_What needs to be done_. Find the lines below that contain the word "along" and count them. Only the number should be given.

_Figure record extracts_.
++++

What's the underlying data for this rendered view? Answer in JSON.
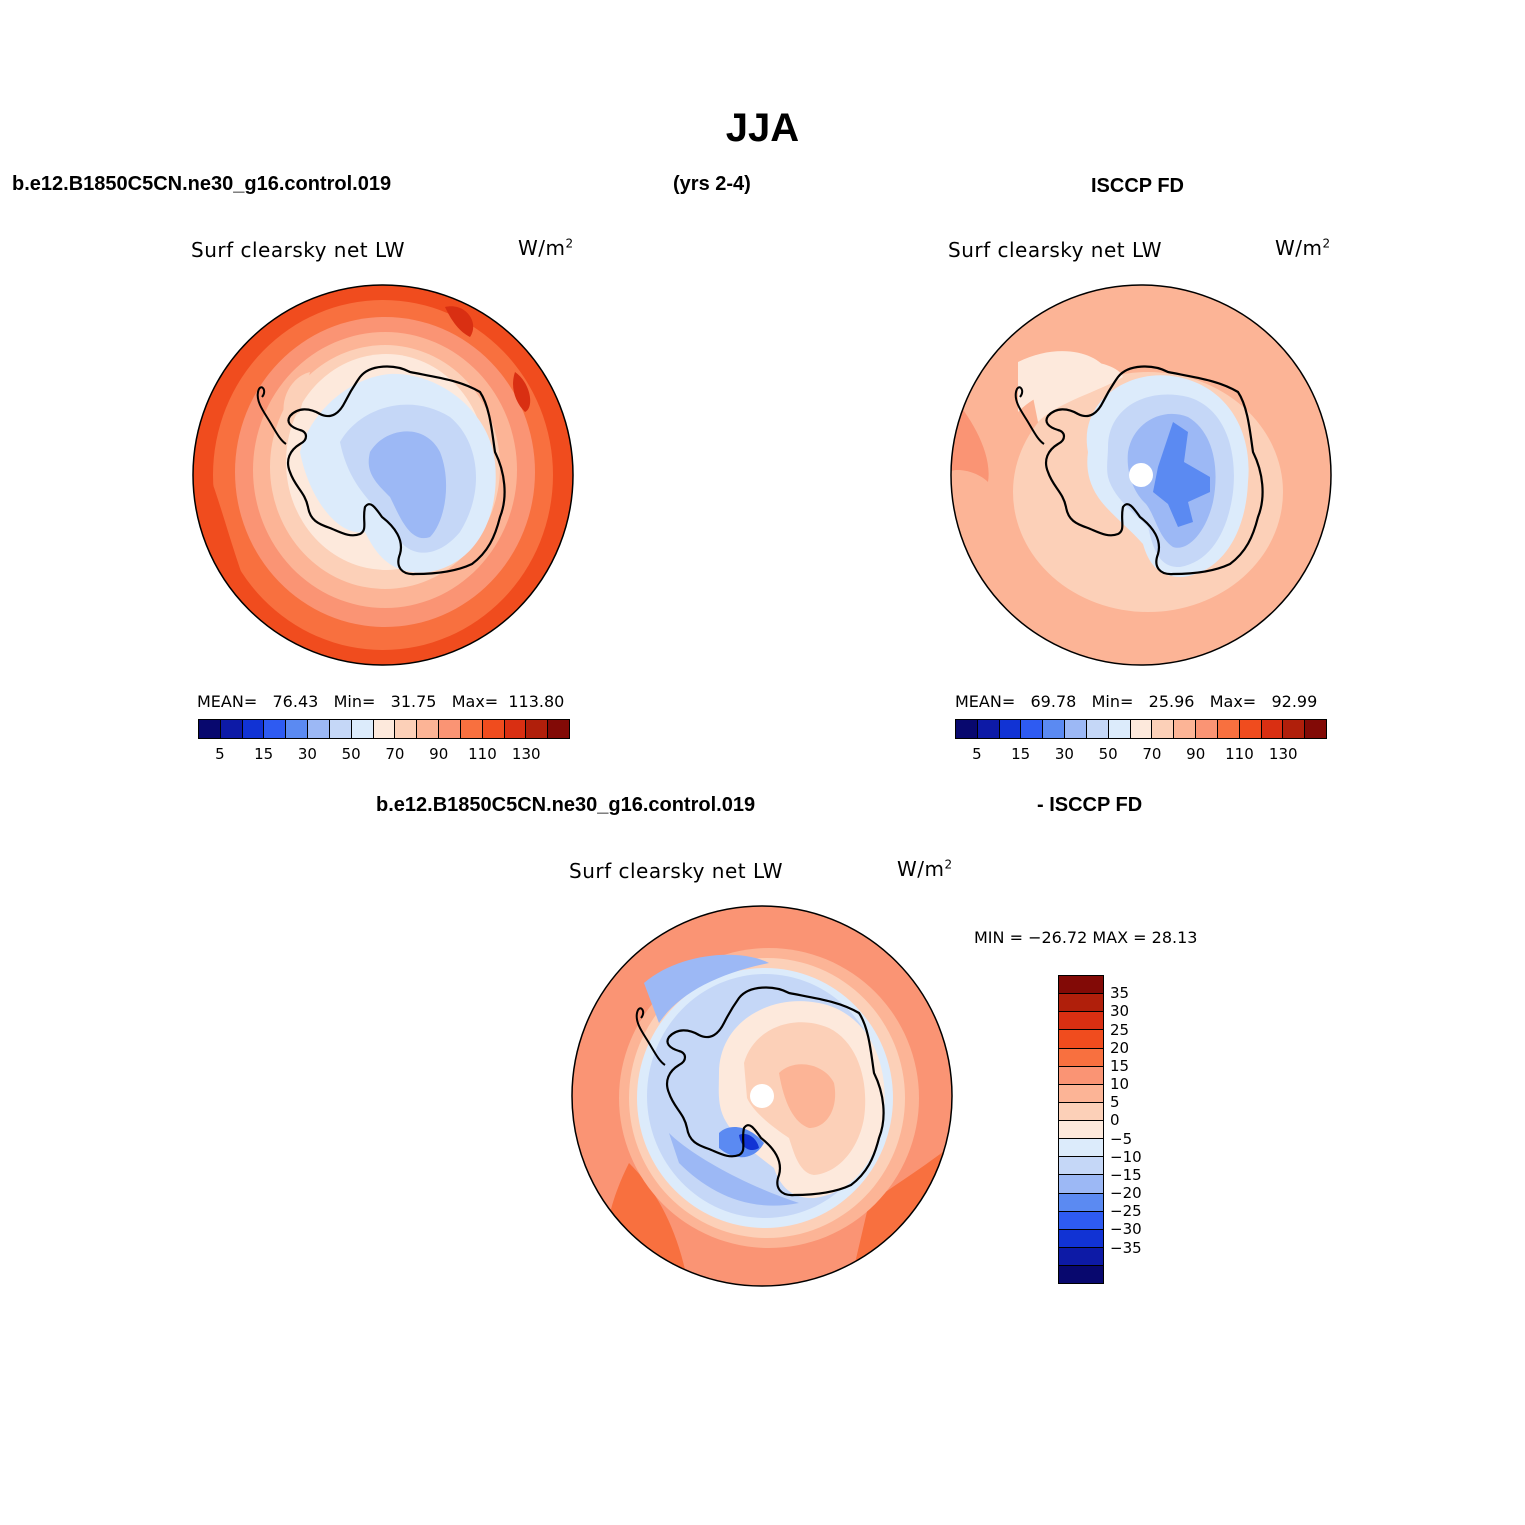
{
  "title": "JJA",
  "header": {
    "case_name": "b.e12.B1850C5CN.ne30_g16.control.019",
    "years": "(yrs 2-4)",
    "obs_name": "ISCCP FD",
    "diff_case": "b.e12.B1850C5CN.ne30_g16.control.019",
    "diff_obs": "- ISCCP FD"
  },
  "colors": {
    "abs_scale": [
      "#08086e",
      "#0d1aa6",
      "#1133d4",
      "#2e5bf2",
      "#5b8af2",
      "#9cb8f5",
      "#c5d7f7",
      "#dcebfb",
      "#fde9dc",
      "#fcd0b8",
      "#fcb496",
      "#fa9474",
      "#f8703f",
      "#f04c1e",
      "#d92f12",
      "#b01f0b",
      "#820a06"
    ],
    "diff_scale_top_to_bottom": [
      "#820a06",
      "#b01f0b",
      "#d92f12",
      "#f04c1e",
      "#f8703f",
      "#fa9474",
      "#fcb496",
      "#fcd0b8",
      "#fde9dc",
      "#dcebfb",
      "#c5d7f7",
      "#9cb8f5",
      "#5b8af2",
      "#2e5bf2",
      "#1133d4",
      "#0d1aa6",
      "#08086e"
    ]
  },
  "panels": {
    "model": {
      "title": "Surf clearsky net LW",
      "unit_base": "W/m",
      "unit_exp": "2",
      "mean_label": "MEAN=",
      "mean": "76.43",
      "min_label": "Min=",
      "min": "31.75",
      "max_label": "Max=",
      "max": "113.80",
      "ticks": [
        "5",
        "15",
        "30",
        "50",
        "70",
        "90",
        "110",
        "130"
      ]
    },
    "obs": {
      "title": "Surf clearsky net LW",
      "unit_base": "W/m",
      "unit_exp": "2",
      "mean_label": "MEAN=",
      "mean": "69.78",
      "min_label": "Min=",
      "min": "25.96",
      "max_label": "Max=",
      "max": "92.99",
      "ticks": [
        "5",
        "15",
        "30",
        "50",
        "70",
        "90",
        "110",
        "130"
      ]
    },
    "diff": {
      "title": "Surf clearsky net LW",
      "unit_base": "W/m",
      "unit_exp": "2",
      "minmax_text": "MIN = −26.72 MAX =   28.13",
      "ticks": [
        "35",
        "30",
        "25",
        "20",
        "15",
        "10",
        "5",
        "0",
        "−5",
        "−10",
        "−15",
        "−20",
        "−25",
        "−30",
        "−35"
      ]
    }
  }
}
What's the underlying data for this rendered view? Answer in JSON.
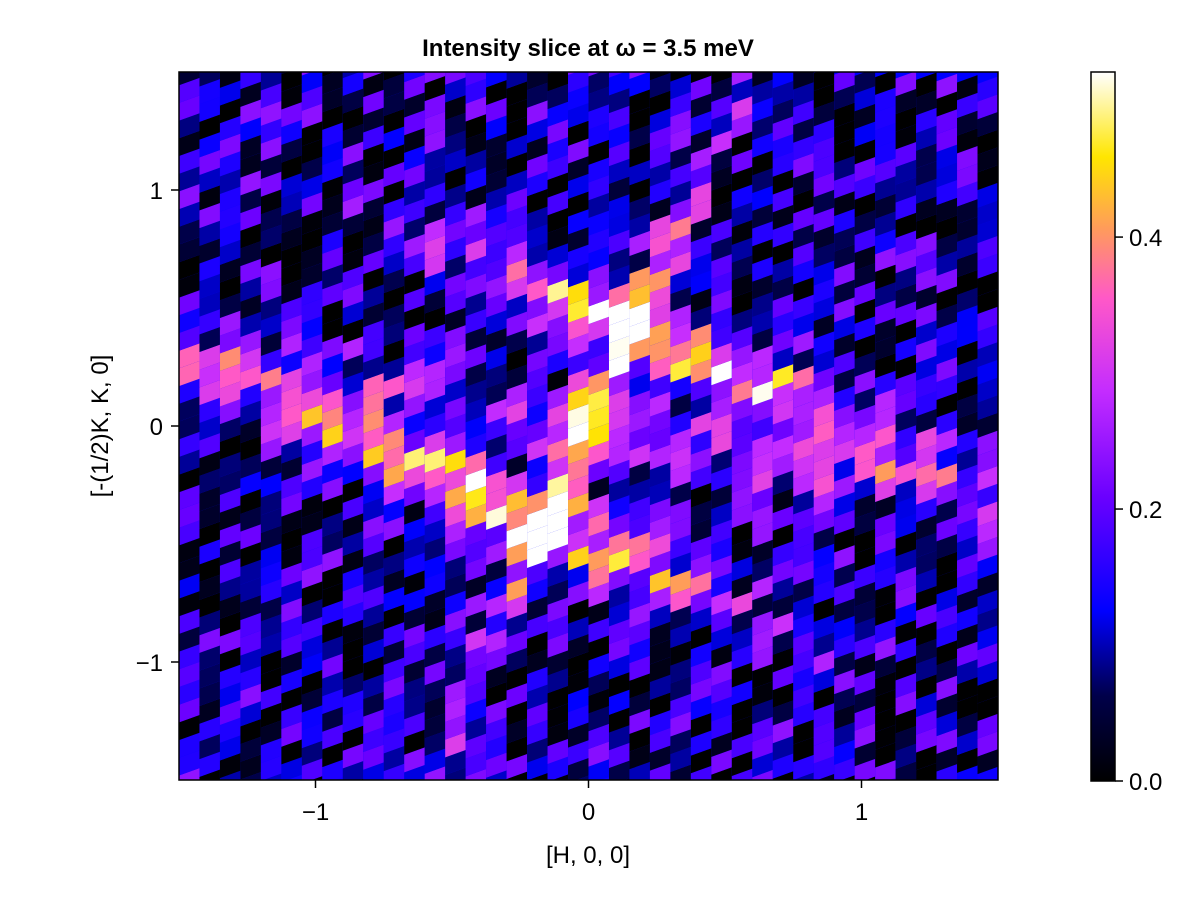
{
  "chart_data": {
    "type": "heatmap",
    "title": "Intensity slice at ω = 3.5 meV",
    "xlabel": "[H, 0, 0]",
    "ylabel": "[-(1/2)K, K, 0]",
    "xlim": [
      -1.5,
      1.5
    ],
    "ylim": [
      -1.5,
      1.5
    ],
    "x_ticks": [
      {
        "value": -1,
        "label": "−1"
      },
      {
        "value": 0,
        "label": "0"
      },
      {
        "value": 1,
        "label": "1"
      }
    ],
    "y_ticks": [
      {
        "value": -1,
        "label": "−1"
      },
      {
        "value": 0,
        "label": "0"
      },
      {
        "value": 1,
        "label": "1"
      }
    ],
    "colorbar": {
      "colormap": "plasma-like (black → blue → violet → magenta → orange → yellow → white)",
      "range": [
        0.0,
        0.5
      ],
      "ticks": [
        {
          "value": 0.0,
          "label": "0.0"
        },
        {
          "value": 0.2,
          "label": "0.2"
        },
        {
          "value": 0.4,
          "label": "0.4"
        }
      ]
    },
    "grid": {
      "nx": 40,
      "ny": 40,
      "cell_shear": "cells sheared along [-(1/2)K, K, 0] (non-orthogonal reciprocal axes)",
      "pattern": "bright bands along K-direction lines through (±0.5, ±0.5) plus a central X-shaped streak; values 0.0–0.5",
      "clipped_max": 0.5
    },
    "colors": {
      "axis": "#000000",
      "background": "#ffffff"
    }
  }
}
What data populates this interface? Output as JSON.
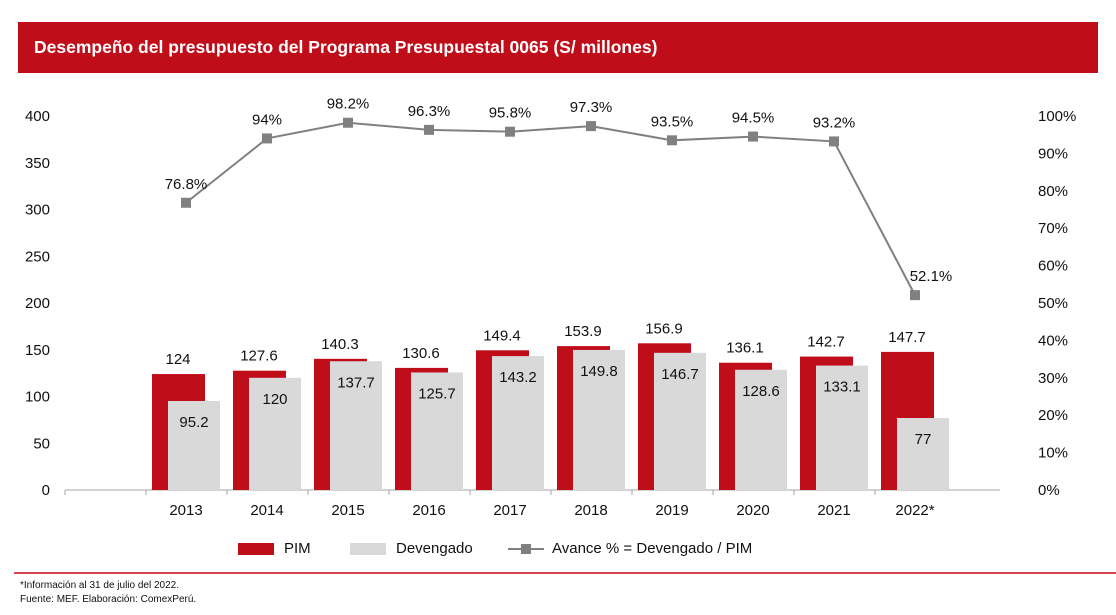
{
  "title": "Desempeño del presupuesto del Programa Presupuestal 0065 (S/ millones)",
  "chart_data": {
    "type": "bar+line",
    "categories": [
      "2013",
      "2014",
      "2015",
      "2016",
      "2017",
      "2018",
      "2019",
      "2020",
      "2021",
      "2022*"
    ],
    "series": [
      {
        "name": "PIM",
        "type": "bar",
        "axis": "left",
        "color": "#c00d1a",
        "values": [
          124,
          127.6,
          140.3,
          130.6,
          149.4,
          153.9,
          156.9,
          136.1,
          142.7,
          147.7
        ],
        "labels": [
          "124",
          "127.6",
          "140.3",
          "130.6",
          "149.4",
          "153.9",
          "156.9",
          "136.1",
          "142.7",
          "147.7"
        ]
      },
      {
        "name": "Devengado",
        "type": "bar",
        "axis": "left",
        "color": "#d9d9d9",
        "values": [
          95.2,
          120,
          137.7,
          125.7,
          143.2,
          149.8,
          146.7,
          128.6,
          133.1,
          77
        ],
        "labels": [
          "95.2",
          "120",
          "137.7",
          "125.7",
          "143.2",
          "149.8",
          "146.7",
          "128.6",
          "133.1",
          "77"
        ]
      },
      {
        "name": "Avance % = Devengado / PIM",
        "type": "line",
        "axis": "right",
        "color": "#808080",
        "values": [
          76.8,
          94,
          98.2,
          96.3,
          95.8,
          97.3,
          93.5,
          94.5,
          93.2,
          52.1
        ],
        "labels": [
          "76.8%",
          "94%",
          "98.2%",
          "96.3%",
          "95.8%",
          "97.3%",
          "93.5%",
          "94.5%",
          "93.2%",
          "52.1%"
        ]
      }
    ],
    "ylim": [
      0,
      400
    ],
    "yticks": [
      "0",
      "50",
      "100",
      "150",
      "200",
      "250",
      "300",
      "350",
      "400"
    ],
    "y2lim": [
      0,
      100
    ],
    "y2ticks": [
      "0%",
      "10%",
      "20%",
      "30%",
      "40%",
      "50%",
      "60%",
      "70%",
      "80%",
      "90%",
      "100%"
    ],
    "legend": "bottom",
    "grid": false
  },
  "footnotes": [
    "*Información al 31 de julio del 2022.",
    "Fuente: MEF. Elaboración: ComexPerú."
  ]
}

++++

_Response_. 2